- Set problem -
Extract the whole listing as it stands. Do not include the pictures.

- Available data -
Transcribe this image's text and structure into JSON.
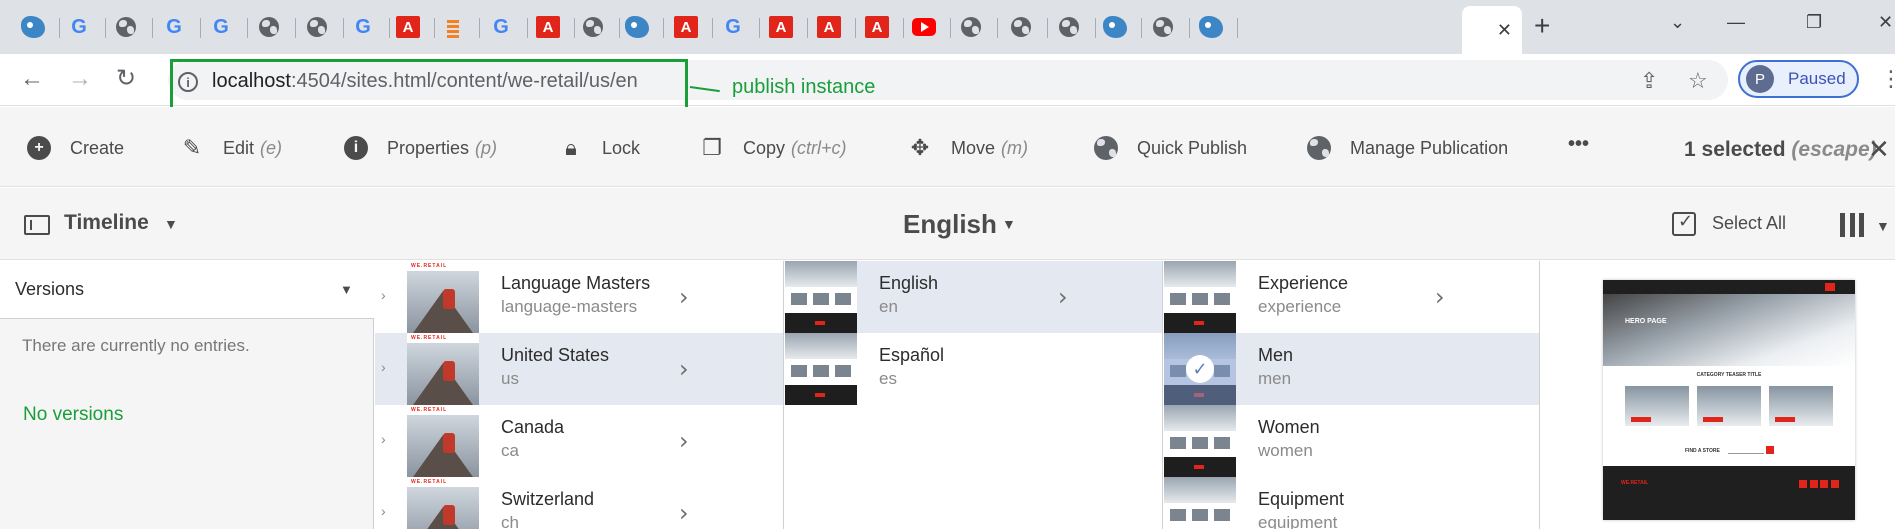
{
  "browser": {
    "tabs": [
      {
        "icon": "app-bird-icon"
      },
      {
        "icon": "google-icon",
        "glyph": "G"
      },
      {
        "icon": "globe-icon"
      },
      {
        "icon": "google-icon",
        "glyph": "G"
      },
      {
        "icon": "google-icon",
        "glyph": "G"
      },
      {
        "icon": "globe-icon"
      },
      {
        "icon": "globe-icon"
      },
      {
        "icon": "google-icon",
        "glyph": "G"
      },
      {
        "icon": "adobe-icon",
        "glyph": "A"
      },
      {
        "icon": "stackoverflow-icon"
      },
      {
        "icon": "google-icon",
        "glyph": "G"
      },
      {
        "icon": "adobe-icon",
        "glyph": "A"
      },
      {
        "icon": "globe-icon"
      },
      {
        "icon": "app-bird-icon"
      },
      {
        "icon": "adobe-icon",
        "glyph": "A"
      },
      {
        "icon": "google-icon",
        "glyph": "G"
      },
      {
        "icon": "adobe-icon",
        "glyph": "A"
      },
      {
        "icon": "adobe-icon",
        "glyph": "A"
      },
      {
        "icon": "adobe-icon",
        "glyph": "A"
      },
      {
        "icon": "youtube-icon"
      },
      {
        "icon": "globe-icon"
      },
      {
        "icon": "globe-icon"
      },
      {
        "icon": "globe-icon"
      },
      {
        "icon": "app-bird-icon"
      },
      {
        "icon": "globe-icon"
      },
      {
        "icon": "app-bird-icon"
      }
    ],
    "active_tab_close": "✕",
    "new_tab": "+",
    "window_controls": {
      "dropdown": "⌄",
      "minimize": "—",
      "restore": "❐",
      "close": "✕"
    },
    "nav": {
      "back": "←",
      "forward": "→",
      "reload": "↻"
    },
    "url_host": "localhost",
    "url_rest": ":4504/sites.html/content/we-retail/us/en",
    "annotation": "publish instance",
    "profile_initial": "P",
    "profile_label": "Paused",
    "colors": {
      "annotation": "#1a9e3a",
      "tabstrip": "#dee1e6"
    }
  },
  "actions": {
    "create": {
      "label": "Create",
      "icon": "plus-circle-icon"
    },
    "edit": {
      "label": "Edit",
      "shortcut": "(e)",
      "icon": "pencil-icon"
    },
    "properties": {
      "label": "Properties",
      "shortcut": "(p)",
      "icon": "info-icon"
    },
    "lock": {
      "label": "Lock",
      "icon": "lock-icon"
    },
    "copy": {
      "label": "Copy",
      "shortcut": "(ctrl+c)",
      "icon": "copy-icon"
    },
    "move": {
      "label": "Move",
      "shortcut": "(m)",
      "icon": "move-icon"
    },
    "quick_publish": {
      "label": "Quick Publish",
      "icon": "globe-icon"
    },
    "manage_publication": {
      "label": "Manage Publication",
      "icon": "globe-clock-icon"
    },
    "more": "•••",
    "selection_count": "1 selected",
    "selection_hint": "(escape)",
    "close": "✕"
  },
  "railbar": {
    "rail_title": "Timeline",
    "breadcrumb": "English",
    "select_all": "Select All"
  },
  "rail": {
    "versions_label": "Versions",
    "no_entries": "There are currently no entries.",
    "no_versions": "No versions"
  },
  "columns": [
    {
      "items": [
        {
          "title": "Language Masters",
          "name": "language-masters",
          "thumb": "mountain",
          "has_children": true,
          "selected": false
        },
        {
          "title": "United States",
          "name": "us",
          "thumb": "mountain",
          "has_children": true,
          "selected": true
        },
        {
          "title": "Canada",
          "name": "ca",
          "thumb": "mountain",
          "has_children": true,
          "selected": false
        },
        {
          "title": "Switzerland",
          "name": "ch",
          "thumb": "mountain",
          "has_children": true,
          "selected": false
        }
      ]
    },
    {
      "items": [
        {
          "title": "English",
          "name": "en",
          "thumb": "web",
          "has_children": true,
          "selected": true
        },
        {
          "title": "Español",
          "name": "es",
          "thumb": "web",
          "has_children": false,
          "selected": false
        }
      ]
    },
    {
      "items": [
        {
          "title": "Experience",
          "name": "experience",
          "thumb": "web",
          "has_children": true,
          "selected": false
        },
        {
          "title": "Men",
          "name": "men",
          "thumb": "web",
          "has_children": false,
          "selected": true,
          "checked": true
        },
        {
          "title": "Women",
          "name": "women",
          "thumb": "web",
          "has_children": false,
          "selected": false
        },
        {
          "title": "Equipment",
          "name": "equipment",
          "thumb": "web",
          "has_children": false,
          "selected": false
        }
      ]
    }
  ],
  "preview": {
    "hero_text": "HERO PAGE",
    "category_title": "CATEGORY TEASER TITLE",
    "find_store": "FIND A STORE",
    "footer_brand": "WE.RETAIL"
  }
}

- Written solution -
Transcribe this image's text and structure into JSON.
{
  "browser": {
    "tabs": [
      {
        "icon": "app-bird-icon"
      },
      {
        "icon": "google-icon",
        "glyph": "G"
      },
      {
        "icon": "globe-icon"
      },
      {
        "icon": "google-icon",
        "glyph": "G"
      },
      {
        "icon": "google-icon",
        "glyph": "G"
      },
      {
        "icon": "globe-icon"
      },
      {
        "icon": "globe-icon"
      },
      {
        "icon": "google-icon",
        "glyph": "G"
      },
      {
        "icon": "adobe-icon",
        "glyph": "A"
      },
      {
        "icon": "stackoverflow-icon"
      },
      {
        "icon": "google-icon",
        "glyph": "G"
      },
      {
        "icon": "adobe-icon",
        "glyph": "A"
      },
      {
        "icon": "globe-icon"
      },
      {
        "icon": "app-bird-icon"
      },
      {
        "icon": "adobe-icon",
        "glyph": "A"
      },
      {
        "icon": "google-icon",
        "glyph": "G"
      },
      {
        "icon": "adobe-icon",
        "glyph": "A"
      },
      {
        "icon": "adobe-icon",
        "glyph": "A"
      },
      {
        "icon": "adobe-icon",
        "glyph": "A"
      },
      {
        "icon": "youtube-icon"
      },
      {
        "icon": "globe-icon"
      },
      {
        "icon": "globe-icon"
      },
      {
        "icon": "globe-icon"
      },
      {
        "icon": "app-bird-icon"
      },
      {
        "icon": "globe-icon"
      },
      {
        "icon": "app-bird-icon"
      }
    ],
    "active_tab_close": "✕",
    "new_tab": "+",
    "window_controls": {
      "dropdown": "⌄",
      "minimize": "—",
      "restore": "❐",
      "close": "✕"
    },
    "nav": {
      "back": "←",
      "forward": "→",
      "reload": "↻"
    },
    "url_host": "localhost",
    "url_rest": ":4504/sites.html/content/we-retail/us/en",
    "annotation": "publish instance",
    "profile_initial": "P",
    "profile_label": "Paused",
    "colors": {
      "annotation": "#1a9e3a",
      "tabstrip": "#dee1e6"
    }
  },
  "actions": {
    "create": {
      "label": "Create",
      "icon": "plus-circle-icon"
    },
    "edit": {
      "label": "Edit",
      "shortcut": "(e)",
      "icon": "pencil-icon"
    },
    "properties": {
      "label": "Properties",
      "shortcut": "(p)",
      "icon": "info-icon"
    },
    "lock": {
      "label": "Lock",
      "icon": "lock-icon"
    },
    "copy": {
      "label": "Copy",
      "shortcut": "(ctrl+c)",
      "icon": "copy-icon"
    },
    "move": {
      "label": "Move",
      "shortcut": "(m)",
      "icon": "move-icon"
    },
    "quick_publish": {
      "label": "Quick Publish",
      "icon": "globe-icon"
    },
    "manage_publication": {
      "label": "Manage Publication",
      "icon": "globe-clock-icon"
    },
    "more": "•••",
    "selection_count": "1 selected",
    "selection_hint": "(escape)",
    "close": "✕"
  },
  "railbar": {
    "rail_title": "Timeline",
    "breadcrumb": "English",
    "select_all": "Select All"
  },
  "rail": {
    "versions_label": "Versions",
    "no_entries": "There are currently no entries.",
    "no_versions": "No versions"
  },
  "columns": [
    {
      "items": [
        {
          "title": "Language Masters",
          "name": "language-masters",
          "thumb": "mountain",
          "has_children": true,
          "selected": false
        },
        {
          "title": "United States",
          "name": "us",
          "thumb": "mountain",
          "has_children": true,
          "selected": true
        },
        {
          "title": "Canada",
          "name": "ca",
          "thumb": "mountain",
          "has_children": true,
          "selected": false
        },
        {
          "title": "Switzerland",
          "name": "ch",
          "thumb": "mountain",
          "has_children": true,
          "selected": false
        }
      ]
    },
    {
      "items": [
        {
          "title": "English",
          "name": "en",
          "thumb": "web",
          "has_children": true,
          "selected": true
        },
        {
          "title": "Español",
          "name": "es",
          "thumb": "web",
          "has_children": false,
          "selected": false
        }
      ]
    },
    {
      "items": [
        {
          "title": "Experience",
          "name": "experience",
          "thumb": "web",
          "has_children": true,
          "selected": false
        },
        {
          "title": "Men",
          "name": "men",
          "thumb": "web",
          "has_children": false,
          "selected": true,
          "checked": true
        },
        {
          "title": "Women",
          "name": "women",
          "thumb": "web",
          "has_children": false,
          "selected": false
        },
        {
          "title": "Equipment",
          "name": "equipment",
          "thumb": "web",
          "has_children": false,
          "selected": false
        }
      ]
    }
  ],
  "preview": {
    "hero_text": "HERO PAGE",
    "category_title": "CATEGORY TEASER TITLE",
    "find_store": "FIND A STORE",
    "footer_brand": "WE.RETAIL"
  }
}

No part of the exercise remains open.